What you should do = Can you return, word for word, the stretch of the material below from the line containing "- price-label: Цена:: [659, 468, 694, 483]" through the line containing "243, 619, 275]"?

Records supplied =
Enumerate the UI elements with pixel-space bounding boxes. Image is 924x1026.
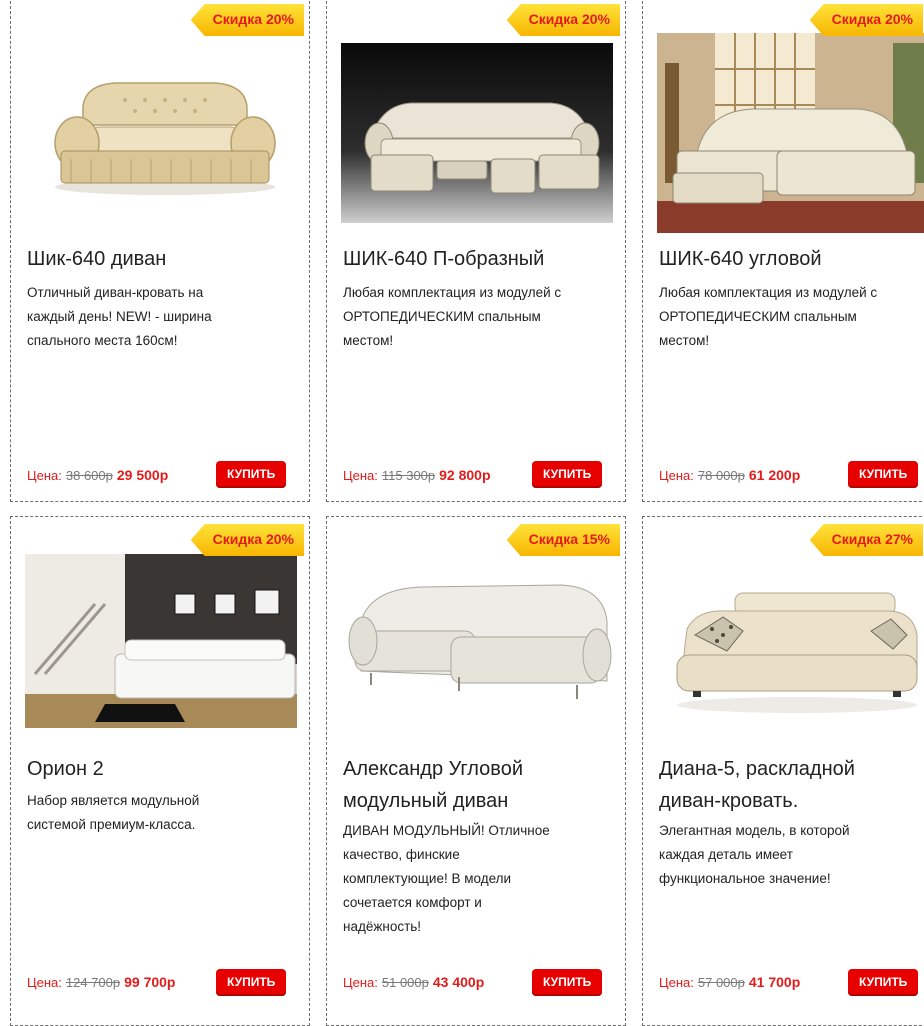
- price-label: Цена:: [659, 468, 694, 483]
- discount-badge: Скидка 20%: [809, 4, 923, 36]
- product-photo[interactable]: [25, 554, 297, 728]
- price-label: Цена:: [27, 468, 62, 483]
- product-card[interactable]: Скидка 20% Орион 2 Набор является модуль…: [10, 516, 310, 1026]
- price-label: Цена:: [27, 975, 62, 990]
- discount-badge: Скидка 20%: [190, 4, 304, 36]
- price-block: Цена: 124 700р 99 700р: [27, 974, 175, 990]
- price-block: Цена: 51 000р 43 400р: [343, 974, 484, 990]
- buy-button[interactable]: КУПИТЬ: [848, 969, 919, 996]
- product-card[interactable]: Скидка 15% Александр Угловой модульный ди…: [326, 516, 626, 1026]
- price-block: Цена: 115 300р 92 800р: [343, 467, 491, 483]
- buy-button[interactable]: КУПИТЬ: [216, 461, 287, 488]
- product-title[interactable]: Александр Угловой модульный диван: [343, 753, 619, 817]
- product-photo[interactable]: [25, 45, 297, 225]
- price-block: Цена: 57 000р 41 700р: [659, 974, 800, 990]
- product-description: Набор является модульной системой премиум…: [27, 793, 200, 832]
- product-description: Отличный диван-кровать на каждый день! NE…: [27, 285, 212, 348]
- product-description: ДИВАН МОДУЛЬНЫЙ! Отличное качество, финск…: [343, 823, 550, 934]
- price-block: Цена: 78 000р 61 200р: [659, 467, 800, 483]
- product-description: Любая комплектация из модулей с ОРТОПЕДИЧ…: [659, 285, 878, 348]
- new-price: 43 400р: [432, 974, 485, 990]
- product-title[interactable]: ШИК-640 П-образный: [343, 243, 619, 275]
- new-price: 61 200р: [748, 467, 801, 483]
- product-card[interactable]: Скидка 20% ШИК-640 угловой Любая комплек…: [642, 0, 924, 502]
- buy-button[interactable]: КУПИТЬ: [532, 461, 603, 488]
- product-description: Элегантная модель, в которой каждая детал…: [659, 823, 850, 886]
- price-label: Цена:: [343, 468, 378, 483]
- product-photo[interactable]: [341, 561, 613, 731]
- product-title[interactable]: Шик-640 диван: [27, 243, 303, 275]
- product-photo[interactable]: [657, 33, 924, 233]
- old-price: 115 300р: [381, 468, 436, 483]
- product-card[interactable]: Скидка 27% Диана-5, раскладной диван-кров…: [642, 516, 924, 1026]
- old-price: 124 700р: [65, 975, 121, 990]
- new-price: 29 500р: [116, 467, 169, 483]
- product-title[interactable]: Орион 2: [27, 753, 303, 785]
- price-label: Цена:: [659, 975, 694, 990]
- old-price: 38 600р: [65, 468, 113, 483]
- new-price: 99 700р: [124, 974, 176, 990]
- buy-button[interactable]: КУПИТЬ: [848, 461, 919, 488]
- discount-badge: Скидка 20%: [190, 524, 304, 556]
- product-photo[interactable]: [657, 569, 924, 739]
- old-price: 51 000р: [381, 975, 429, 990]
- new-price: 41 700р: [748, 974, 801, 990]
- product-photo[interactable]: [341, 43, 613, 223]
- new-price: 92 800р: [439, 467, 491, 483]
- buy-button[interactable]: КУПИТЬ: [532, 969, 603, 996]
- product-title[interactable]: Диана-5, раскладной диван-кровать.: [659, 753, 924, 817]
- product-card[interactable]: Скидка 20% Шик-640 диван Отличный диван-…: [10, 0, 310, 502]
- product-title[interactable]: ШИК-640 угловой: [659, 243, 924, 275]
- discount-badge: Скидка 15%: [506, 524, 620, 556]
- buy-button[interactable]: КУПИТЬ: [216, 969, 287, 996]
- product-description: Любая комплектация из модулей с ОРТОПЕДИЧ…: [343, 285, 562, 348]
- product-card[interactable]: Скидка 20% ШИК-640 П-образный Любая комп…: [326, 0, 626, 502]
- price-label: Цена:: [343, 975, 378, 990]
- old-price: 57 000р: [697, 975, 745, 990]
- old-price: 78 000р: [697, 468, 745, 483]
- discount-badge: Скидка 27%: [809, 524, 923, 556]
- price-block: Цена: 38 600р 29 500р: [27, 467, 168, 483]
- discount-badge: Скидка 20%: [506, 4, 620, 36]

Reply =
- price-label: Цена:: [659, 468, 694, 483]
- discount-badge: Скидка 20%: [809, 4, 923, 36]
- product-photo[interactable]: [25, 554, 297, 728]
- price-label: Цена:: [27, 468, 62, 483]
- product-card[interactable]: Скидка 20% Орион 2 Набор является модуль…: [10, 516, 310, 1026]
- price-label: Цена:: [27, 975, 62, 990]
- discount-badge: Скидка 20%: [190, 4, 304, 36]
- price-block: Цена: 124 700р 99 700р: [27, 974, 175, 990]
- price-block: Цена: 51 000р 43 400р: [343, 974, 484, 990]
- buy-button[interactable]: КУПИТЬ: [848, 969, 919, 996]
- product-card[interactable]: Скидка 15% Александр Угловой модульный ди…: [326, 516, 626, 1026]
- price-block: Цена: 115 300р 92 800р: [343, 467, 491, 483]
- buy-button[interactable]: КУПИТЬ: [216, 461, 287, 488]
- product-title[interactable]: Александр Угловой модульный диван: [343, 753, 619, 817]
- product-photo[interactable]: [25, 45, 297, 225]
- price-block: Цена: 57 000р 41 700р: [659, 974, 800, 990]
- product-description: Набор является модульной системой премиум…: [27, 793, 200, 832]
- product-description: Отличный диван-кровать на каждый день! NE…: [27, 285, 212, 348]
- product-description: ДИВАН МОДУЛЬНЫЙ! Отличное качество, финск…: [343, 823, 550, 934]
- price-block: Цена: 78 000р 61 200р: [659, 467, 800, 483]
- product-description: Любая комплектация из модулей с ОРТОПЕДИЧ…: [659, 285, 878, 348]
- new-price: 43 400р: [432, 974, 485, 990]
- product-title[interactable]: ШИК-640 П-образный: [343, 243, 619, 275]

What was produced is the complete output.